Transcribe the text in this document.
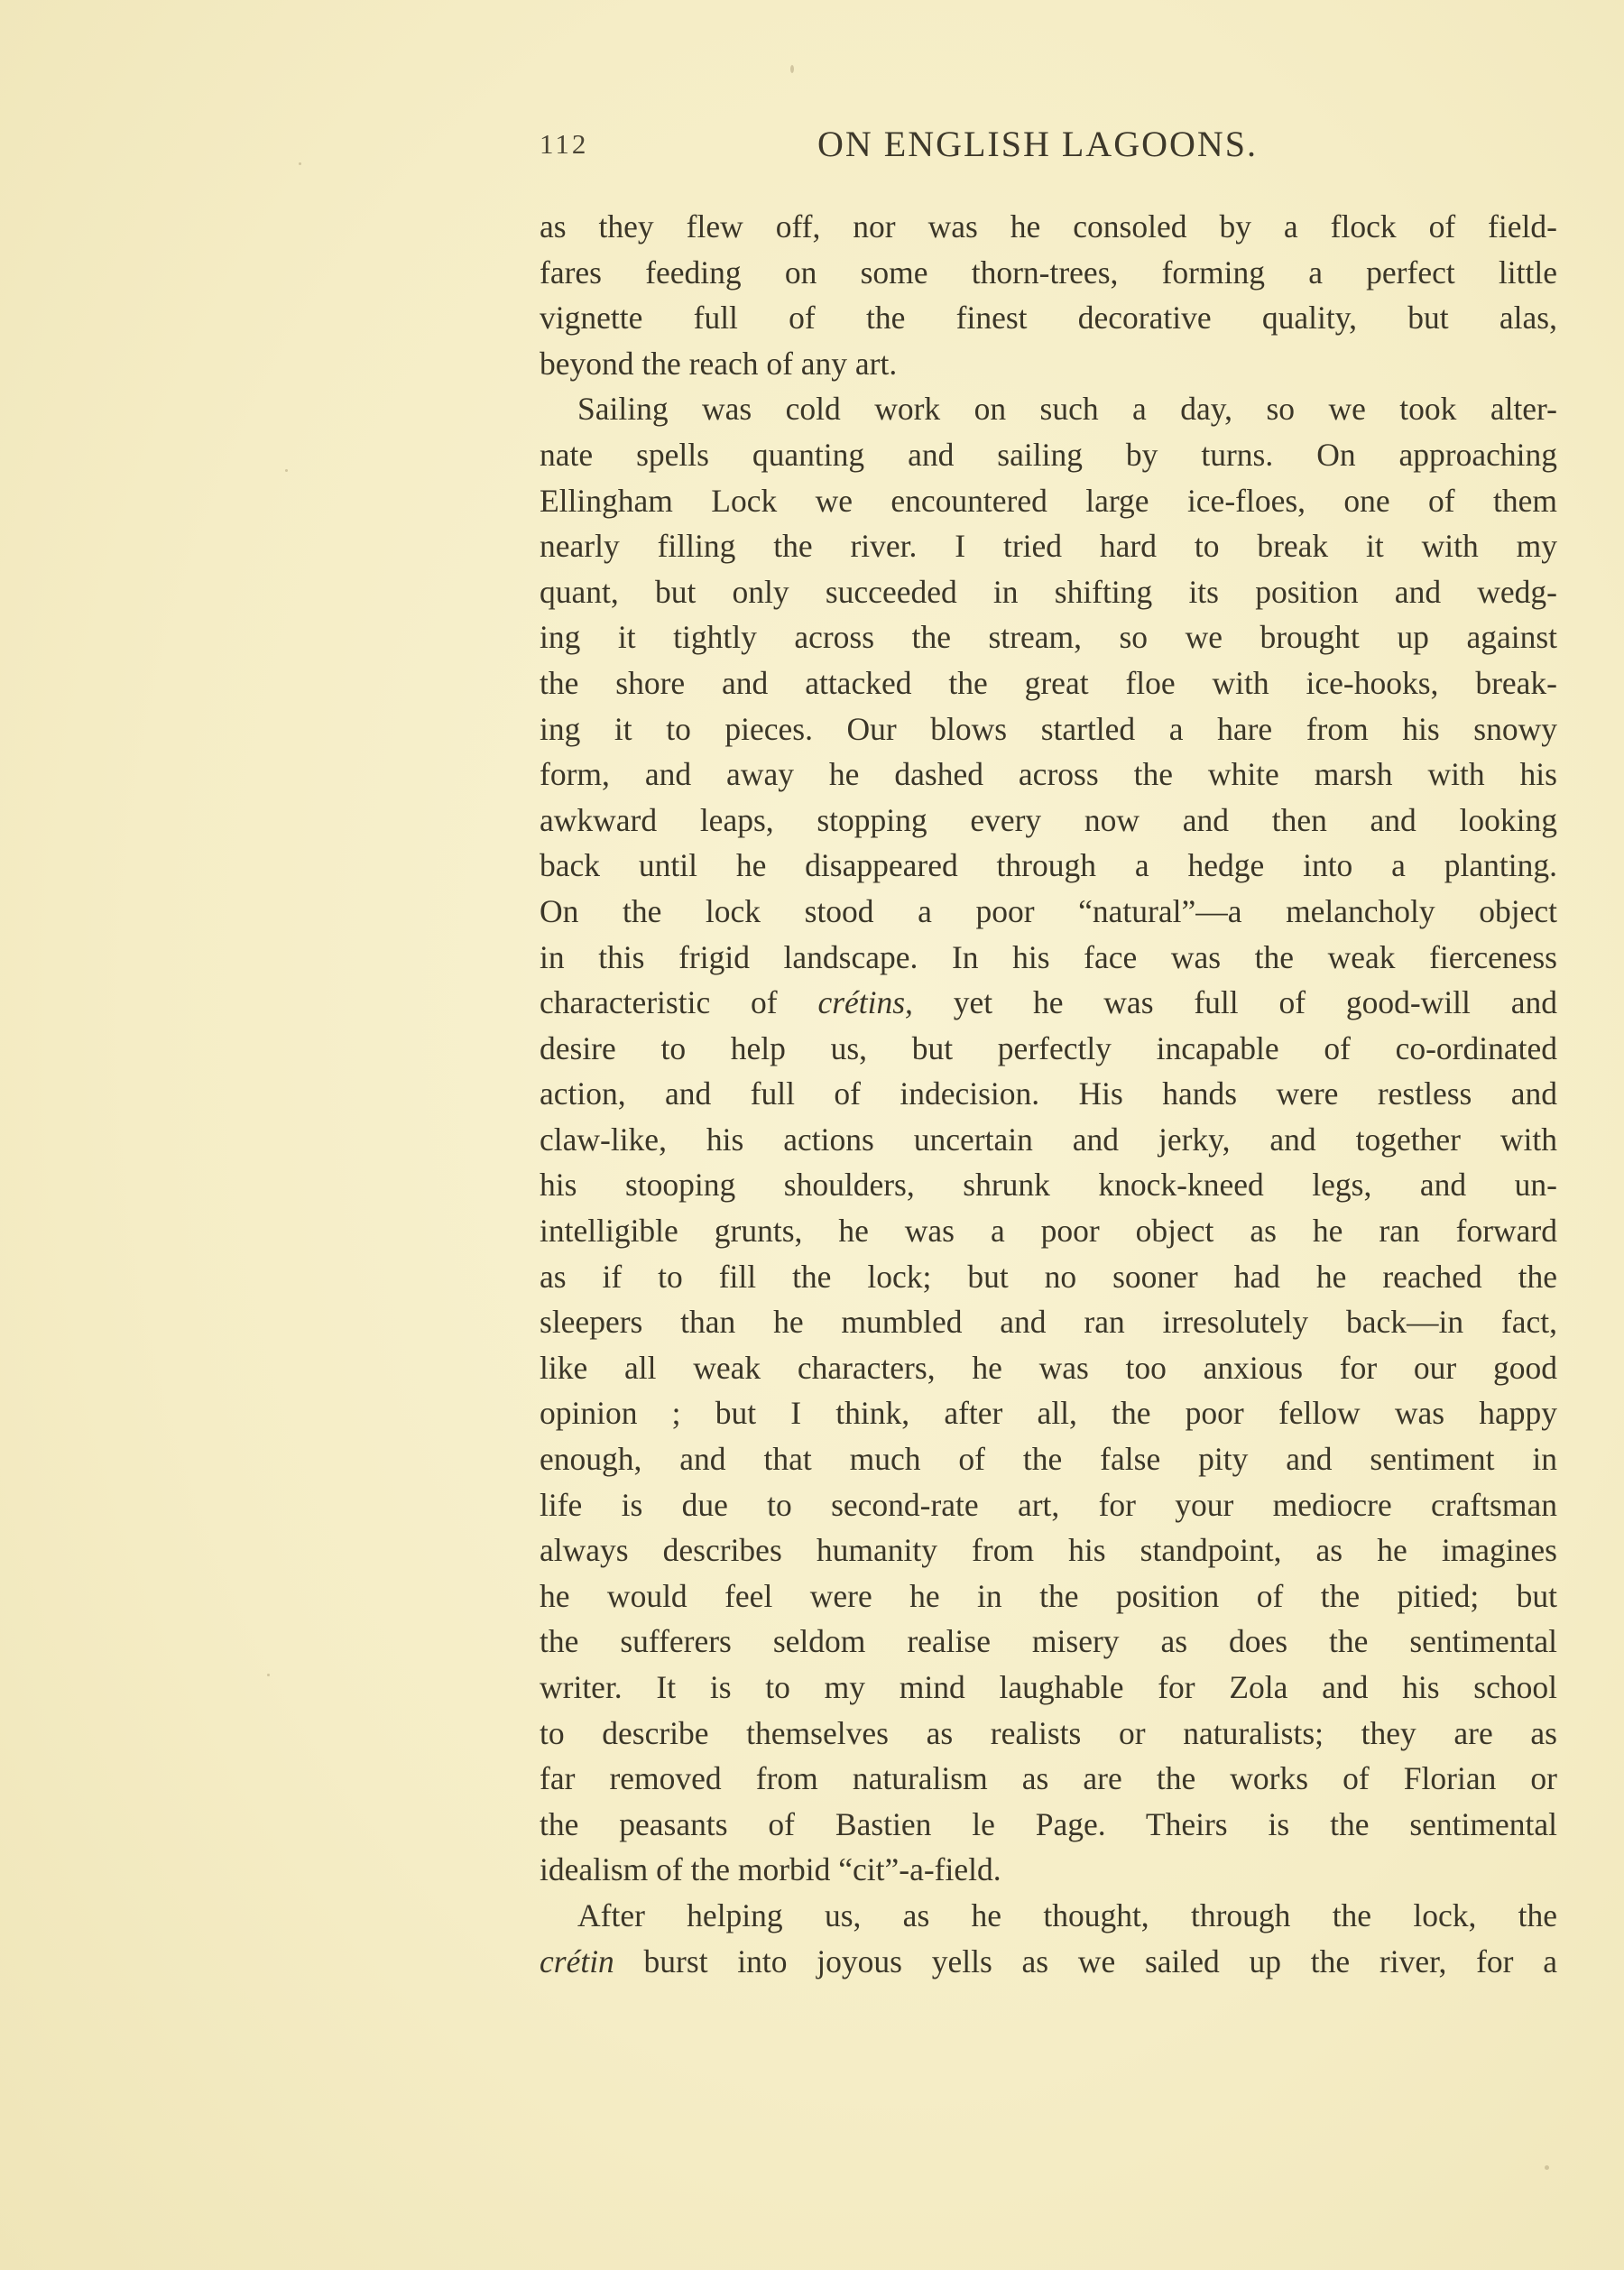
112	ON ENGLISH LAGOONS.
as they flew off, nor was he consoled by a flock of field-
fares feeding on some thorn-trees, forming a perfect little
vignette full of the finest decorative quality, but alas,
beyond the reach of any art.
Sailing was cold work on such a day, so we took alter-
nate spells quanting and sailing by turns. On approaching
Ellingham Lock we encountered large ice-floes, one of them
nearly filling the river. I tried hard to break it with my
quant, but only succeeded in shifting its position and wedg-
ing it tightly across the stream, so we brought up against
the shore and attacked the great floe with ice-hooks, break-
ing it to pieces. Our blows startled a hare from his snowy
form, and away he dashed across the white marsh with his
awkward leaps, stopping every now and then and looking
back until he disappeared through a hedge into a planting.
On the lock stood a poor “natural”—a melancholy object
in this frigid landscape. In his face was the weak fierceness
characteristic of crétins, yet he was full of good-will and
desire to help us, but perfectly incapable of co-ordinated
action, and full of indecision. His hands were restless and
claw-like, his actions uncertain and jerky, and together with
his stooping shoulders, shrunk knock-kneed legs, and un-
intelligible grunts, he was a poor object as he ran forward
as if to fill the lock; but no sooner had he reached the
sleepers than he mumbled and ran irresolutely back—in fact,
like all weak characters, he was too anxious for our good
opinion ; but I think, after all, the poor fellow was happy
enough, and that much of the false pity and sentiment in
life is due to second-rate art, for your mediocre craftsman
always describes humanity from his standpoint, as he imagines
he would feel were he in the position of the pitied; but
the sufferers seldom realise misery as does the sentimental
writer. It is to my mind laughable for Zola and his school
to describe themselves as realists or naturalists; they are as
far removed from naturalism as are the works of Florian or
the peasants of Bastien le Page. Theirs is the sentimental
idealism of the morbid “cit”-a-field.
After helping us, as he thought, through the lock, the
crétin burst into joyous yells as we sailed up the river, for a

* * *

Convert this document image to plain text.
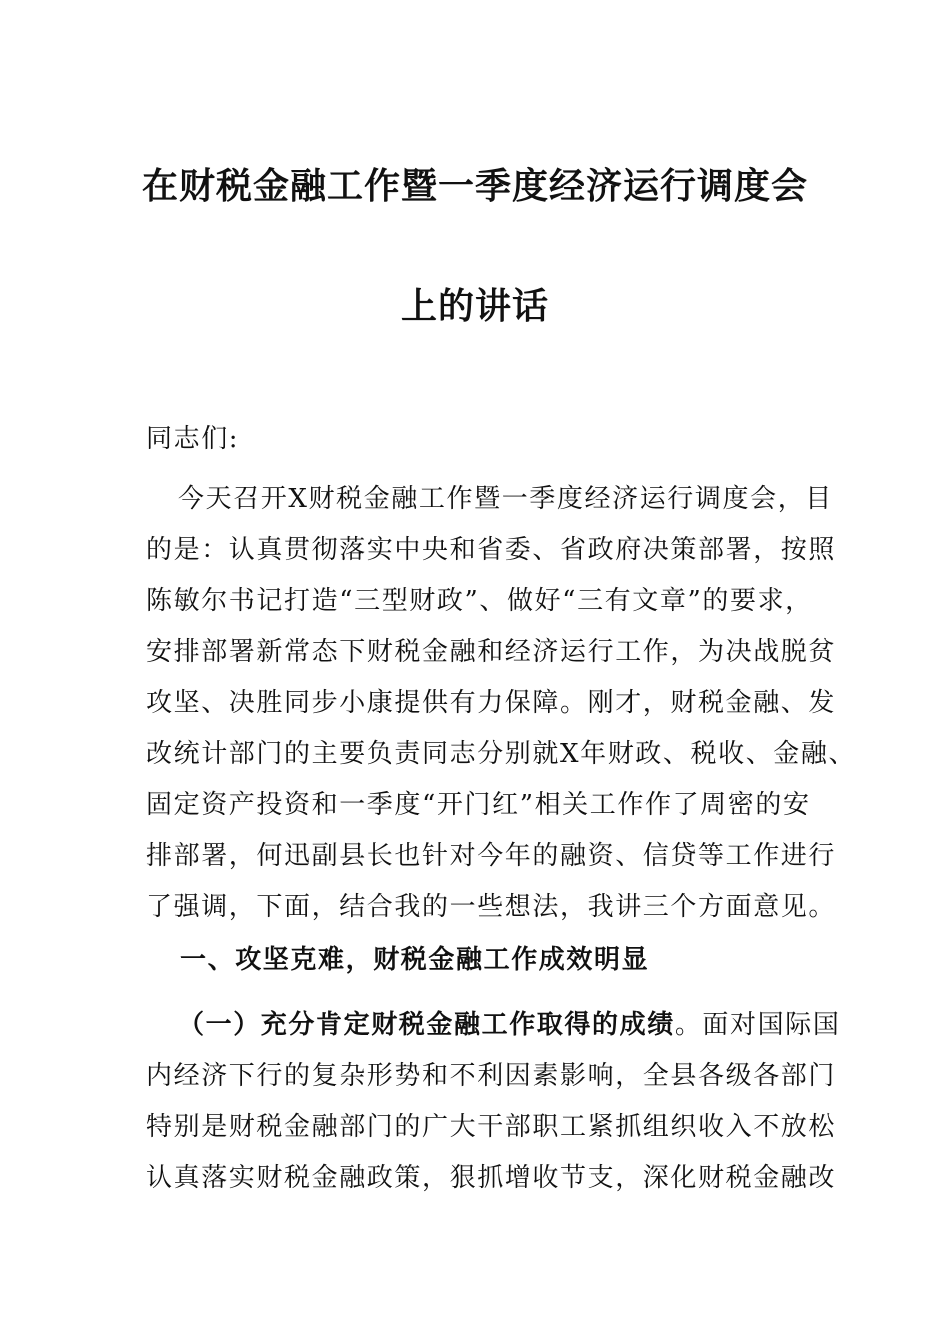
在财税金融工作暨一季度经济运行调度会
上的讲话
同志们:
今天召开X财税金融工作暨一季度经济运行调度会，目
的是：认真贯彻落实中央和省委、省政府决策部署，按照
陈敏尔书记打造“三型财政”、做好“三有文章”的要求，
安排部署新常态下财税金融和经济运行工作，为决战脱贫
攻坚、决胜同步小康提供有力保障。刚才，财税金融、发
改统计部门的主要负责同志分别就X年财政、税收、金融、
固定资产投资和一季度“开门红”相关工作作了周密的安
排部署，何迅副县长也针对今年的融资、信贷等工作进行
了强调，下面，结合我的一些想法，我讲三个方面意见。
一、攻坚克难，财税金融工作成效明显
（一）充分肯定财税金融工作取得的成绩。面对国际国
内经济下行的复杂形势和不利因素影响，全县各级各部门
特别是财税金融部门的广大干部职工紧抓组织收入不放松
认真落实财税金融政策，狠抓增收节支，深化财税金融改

Work required: List the lines of the entries that include "text".

Correct response:
Transcribe the text in this document.
Convert this document image to plain text.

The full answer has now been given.